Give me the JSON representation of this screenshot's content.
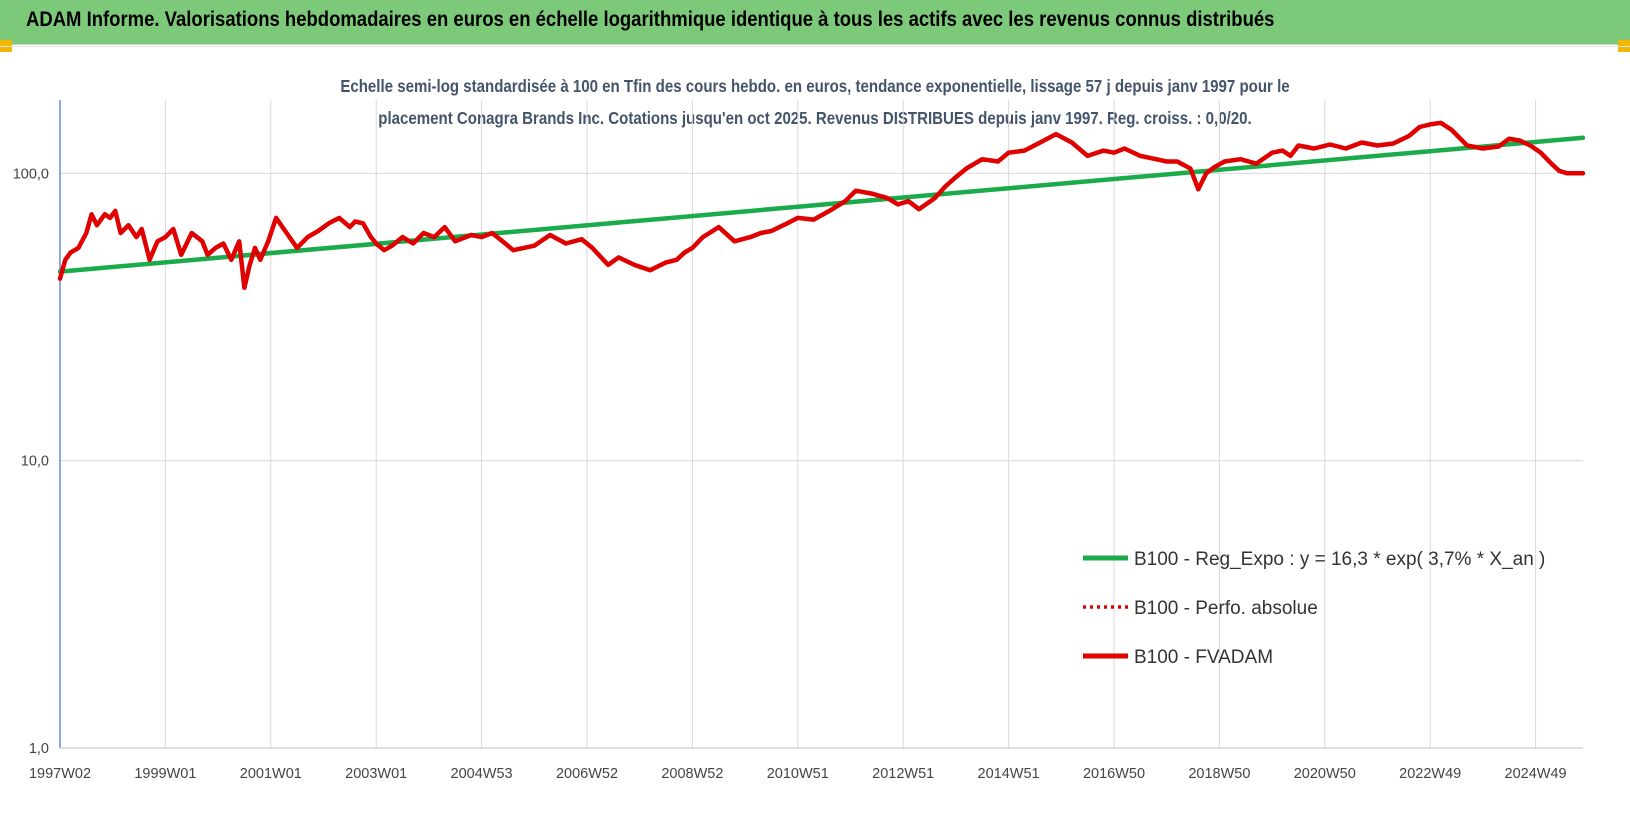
{
  "banner": {
    "title": "ADAM Informe. Valorisations hebdomadaires en euros en échelle logarithmique identique à tous les actifs avec les revenus connus distribués"
  },
  "chart_data": {
    "type": "line",
    "title_line1": "Echelle semi-log standardisée à 100 en Tfin des cours hebdo. en euros, tendance exponentielle, lissage 57 j depuis janv 1997 pour le",
    "title_line2": "placement Conagra Brands Inc. Cotations jusqu'en oct 2025.  Revenus DISTRIBUES depuis janv 1997.  Reg. croiss. : 0,0/20.",
    "y_scale": "log",
    "ylim": [
      1,
      180
    ],
    "xlim": [
      1997.0,
      2025.9
    ],
    "grid": true,
    "legend_position": "right-middle",
    "y_ticks": [
      {
        "value": 1,
        "label": "1,0"
      },
      {
        "value": 10,
        "label": "10,0"
      },
      {
        "value": 100,
        "label": "100,0"
      }
    ],
    "x_ticks": [
      {
        "value": 1997.0,
        "label": "1997W02"
      },
      {
        "value": 1999.0,
        "label": "1999W01"
      },
      {
        "value": 2001.0,
        "label": "2001W01"
      },
      {
        "value": 2003.0,
        "label": "2003W01"
      },
      {
        "value": 2005.0,
        "label": "2004W53"
      },
      {
        "value": 2007.0,
        "label": "2006W52"
      },
      {
        "value": 2009.0,
        "label": "2008W52"
      },
      {
        "value": 2011.0,
        "label": "2010W51"
      },
      {
        "value": 2013.0,
        "label": "2012W51"
      },
      {
        "value": 2015.0,
        "label": "2014W51"
      },
      {
        "value": 2017.0,
        "label": "2016W50"
      },
      {
        "value": 2019.0,
        "label": "2018W50"
      },
      {
        "value": 2021.0,
        "label": "2020W50"
      },
      {
        "value": 2023.0,
        "label": "2022W49"
      },
      {
        "value": 2025.0,
        "label": "2024W49"
      }
    ],
    "series": [
      {
        "name": "B100 - Reg_Expo : y = 16,3 * exp( 3,7% *  X_an )",
        "color": "#1aab4b",
        "style": "solid",
        "x": [
          1997.0,
          2025.9
        ],
        "y": [
          45.5,
          133
        ]
      },
      {
        "name": "B100 - Perfo. absolue",
        "color": "#e00000",
        "style": "dotted",
        "x": [],
        "y": []
      },
      {
        "name": "B100 - FVADAM",
        "color": "#e00000",
        "style": "solid",
        "x": [
          1997.0,
          1997.1,
          1997.2,
          1997.35,
          1997.5,
          1997.6,
          1997.7,
          1997.85,
          1997.95,
          1998.05,
          1998.15,
          1998.3,
          1998.45,
          1998.55,
          1998.7,
          1998.85,
          1999.0,
          1999.15,
          1999.3,
          1999.5,
          1999.7,
          1999.8,
          1999.95,
          2000.1,
          2000.25,
          2000.4,
          2000.5,
          2000.6,
          2000.7,
          2000.8,
          2000.95,
          2001.1,
          2001.3,
          2001.5,
          2001.7,
          2001.9,
          2002.1,
          2002.3,
          2002.5,
          2002.6,
          2002.75,
          2002.9,
          2003.0,
          2003.15,
          2003.3,
          2003.5,
          2003.7,
          2003.9,
          2004.1,
          2004.3,
          2004.5,
          2004.8,
          2005.0,
          2005.2,
          2005.45,
          2005.6,
          2005.8,
          2006.0,
          2006.3,
          2006.6,
          2006.9,
          2007.1,
          2007.4,
          2007.6,
          2007.9,
          2008.2,
          2008.5,
          2008.7,
          2008.85,
          2009.0,
          2009.2,
          2009.5,
          2009.8,
          2010.1,
          2010.3,
          2010.5,
          2010.8,
          2011.0,
          2011.3,
          2011.6,
          2011.9,
          2012.1,
          2012.4,
          2012.7,
          2012.9,
          2013.1,
          2013.3,
          2013.6,
          2013.8,
          2014.0,
          2014.2,
          2014.5,
          2014.8,
          2015.0,
          2015.3,
          2015.6,
          2015.9,
          2016.2,
          2016.5,
          2016.8,
          2017.0,
          2017.2,
          2017.5,
          2017.8,
          2018.0,
          2018.2,
          2018.45,
          2018.6,
          2018.75,
          2018.9,
          2019.1,
          2019.4,
          2019.7,
          2020.0,
          2020.2,
          2020.35,
          2020.5,
          2020.8,
          2021.1,
          2021.4,
          2021.7,
          2022.0,
          2022.3,
          2022.6,
          2022.8,
          2023.0,
          2023.2,
          2023.4,
          2023.7,
          2024.0,
          2024.3,
          2024.5,
          2024.7,
          2024.9,
          2025.1,
          2025.3,
          2025.45,
          2025.6,
          2025.75,
          2025.9
        ],
        "y": [
          43,
          50,
          53,
          55,
          62,
          72,
          66,
          72,
          70,
          74,
          62,
          66,
          60,
          64,
          50,
          58,
          60,
          64,
          52,
          62,
          58,
          52,
          55,
          57,
          50,
          58,
          40,
          48,
          55,
          50,
          58,
          70,
          62,
          55,
          60,
          63,
          67,
          70,
          65,
          68,
          67,
          60,
          57,
          54,
          56,
          60,
          57,
          62,
          60,
          65,
          58,
          61,
          60,
          62,
          57,
          54,
          55,
          56,
          61,
          57,
          59,
          55,
          48,
          51,
          48,
          46,
          49,
          50,
          53,
          55,
          60,
          65,
          58,
          60,
          62,
          63,
          67,
          70,
          69,
          74,
          80,
          87,
          85,
          82,
          78,
          80,
          75,
          82,
          90,
          97,
          104,
          112,
          110,
          118,
          120,
          128,
          137,
          128,
          115,
          120,
          118,
          122,
          115,
          112,
          110,
          110,
          104,
          88,
          100,
          105,
          110,
          112,
          108,
          118,
          120,
          115,
          125,
          122,
          126,
          122,
          128,
          125,
          127,
          135,
          145,
          148,
          150,
          142,
          125,
          122,
          124,
          132,
          130,
          125,
          118,
          108,
          102,
          100,
          100,
          100
        ]
      }
    ]
  }
}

++++

Direction ▸
Copy the data word for word. Pictures do not go in the copy.

Solution for this problem ▸
Give me the JSON representation of this screenshot's content.
{
  "banner": {
    "title": "ADAM Informe. Valorisations hebdomadaires en euros en échelle logarithmique identique à tous les actifs avec les revenus connus distribués"
  },
  "chart_data": {
    "type": "line",
    "title_line1": "Echelle semi-log standardisée à 100 en Tfin des cours hebdo. en euros, tendance exponentielle, lissage 57 j depuis janv 1997 pour le",
    "title_line2": "placement Conagra Brands Inc. Cotations jusqu'en oct 2025.  Revenus DISTRIBUES depuis janv 1997.  Reg. croiss. : 0,0/20.",
    "y_scale": "log",
    "ylim": [
      1,
      180
    ],
    "xlim": [
      1997.0,
      2025.9
    ],
    "grid": true,
    "legend_position": "right-middle",
    "y_ticks": [
      {
        "value": 1,
        "label": "1,0"
      },
      {
        "value": 10,
        "label": "10,0"
      },
      {
        "value": 100,
        "label": "100,0"
      }
    ],
    "x_ticks": [
      {
        "value": 1997.0,
        "label": "1997W02"
      },
      {
        "value": 1999.0,
        "label": "1999W01"
      },
      {
        "value": 2001.0,
        "label": "2001W01"
      },
      {
        "value": 2003.0,
        "label": "2003W01"
      },
      {
        "value": 2005.0,
        "label": "2004W53"
      },
      {
        "value": 2007.0,
        "label": "2006W52"
      },
      {
        "value": 2009.0,
        "label": "2008W52"
      },
      {
        "value": 2011.0,
        "label": "2010W51"
      },
      {
        "value": 2013.0,
        "label": "2012W51"
      },
      {
        "value": 2015.0,
        "label": "2014W51"
      },
      {
        "value": 2017.0,
        "label": "2016W50"
      },
      {
        "value": 2019.0,
        "label": "2018W50"
      },
      {
        "value": 2021.0,
        "label": "2020W50"
      },
      {
        "value": 2023.0,
        "label": "2022W49"
      },
      {
        "value": 2025.0,
        "label": "2024W49"
      }
    ],
    "series": [
      {
        "name": "B100 - Reg_Expo : y = 16,3 * exp( 3,7% *  X_an )",
        "color": "#1aab4b",
        "style": "solid",
        "x": [
          1997.0,
          2025.9
        ],
        "y": [
          45.5,
          133
        ]
      },
      {
        "name": "B100 - Perfo. absolue",
        "color": "#e00000",
        "style": "dotted",
        "x": [],
        "y": []
      },
      {
        "name": "B100 - FVADAM",
        "color": "#e00000",
        "style": "solid",
        "x": [
          1997.0,
          1997.1,
          1997.2,
          1997.35,
          1997.5,
          1997.6,
          1997.7,
          1997.85,
          1997.95,
          1998.05,
          1998.15,
          1998.3,
          1998.45,
          1998.55,
          1998.7,
          1998.85,
          1999.0,
          1999.15,
          1999.3,
          1999.5,
          1999.7,
          1999.8,
          1999.95,
          2000.1,
          2000.25,
          2000.4,
          2000.5,
          2000.6,
          2000.7,
          2000.8,
          2000.95,
          2001.1,
          2001.3,
          2001.5,
          2001.7,
          2001.9,
          2002.1,
          2002.3,
          2002.5,
          2002.6,
          2002.75,
          2002.9,
          2003.0,
          2003.15,
          2003.3,
          2003.5,
          2003.7,
          2003.9,
          2004.1,
          2004.3,
          2004.5,
          2004.8,
          2005.0,
          2005.2,
          2005.45,
          2005.6,
          2005.8,
          2006.0,
          2006.3,
          2006.6,
          2006.9,
          2007.1,
          2007.4,
          2007.6,
          2007.9,
          2008.2,
          2008.5,
          2008.7,
          2008.85,
          2009.0,
          2009.2,
          2009.5,
          2009.8,
          2010.1,
          2010.3,
          2010.5,
          2010.8,
          2011.0,
          2011.3,
          2011.6,
          2011.9,
          2012.1,
          2012.4,
          2012.7,
          2012.9,
          2013.1,
          2013.3,
          2013.6,
          2013.8,
          2014.0,
          2014.2,
          2014.5,
          2014.8,
          2015.0,
          2015.3,
          2015.6,
          2015.9,
          2016.2,
          2016.5,
          2016.8,
          2017.0,
          2017.2,
          2017.5,
          2017.8,
          2018.0,
          2018.2,
          2018.45,
          2018.6,
          2018.75,
          2018.9,
          2019.1,
          2019.4,
          2019.7,
          2020.0,
          2020.2,
          2020.35,
          2020.5,
          2020.8,
          2021.1,
          2021.4,
          2021.7,
          2022.0,
          2022.3,
          2022.6,
          2022.8,
          2023.0,
          2023.2,
          2023.4,
          2023.7,
          2024.0,
          2024.3,
          2024.5,
          2024.7,
          2024.9,
          2025.1,
          2025.3,
          2025.45,
          2025.6,
          2025.75,
          2025.9
        ],
        "y": [
          43,
          50,
          53,
          55,
          62,
          72,
          66,
          72,
          70,
          74,
          62,
          66,
          60,
          64,
          50,
          58,
          60,
          64,
          52,
          62,
          58,
          52,
          55,
          57,
          50,
          58,
          40,
          48,
          55,
          50,
          58,
          70,
          62,
          55,
          60,
          63,
          67,
          70,
          65,
          68,
          67,
          60,
          57,
          54,
          56,
          60,
          57,
          62,
          60,
          65,
          58,
          61,
          60,
          62,
          57,
          54,
          55,
          56,
          61,
          57,
          59,
          55,
          48,
          51,
          48,
          46,
          49,
          50,
          53,
          55,
          60,
          65,
          58,
          60,
          62,
          63,
          67,
          70,
          69,
          74,
          80,
          87,
          85,
          82,
          78,
          80,
          75,
          82,
          90,
          97,
          104,
          112,
          110,
          118,
          120,
          128,
          137,
          128,
          115,
          120,
          118,
          122,
          115,
          112,
          110,
          110,
          104,
          88,
          100,
          105,
          110,
          112,
          108,
          118,
          120,
          115,
          125,
          122,
          126,
          122,
          128,
          125,
          127,
          135,
          145,
          148,
          150,
          142,
          125,
          122,
          124,
          132,
          130,
          125,
          118,
          108,
          102,
          100,
          100,
          100
        ]
      }
    ]
  }
}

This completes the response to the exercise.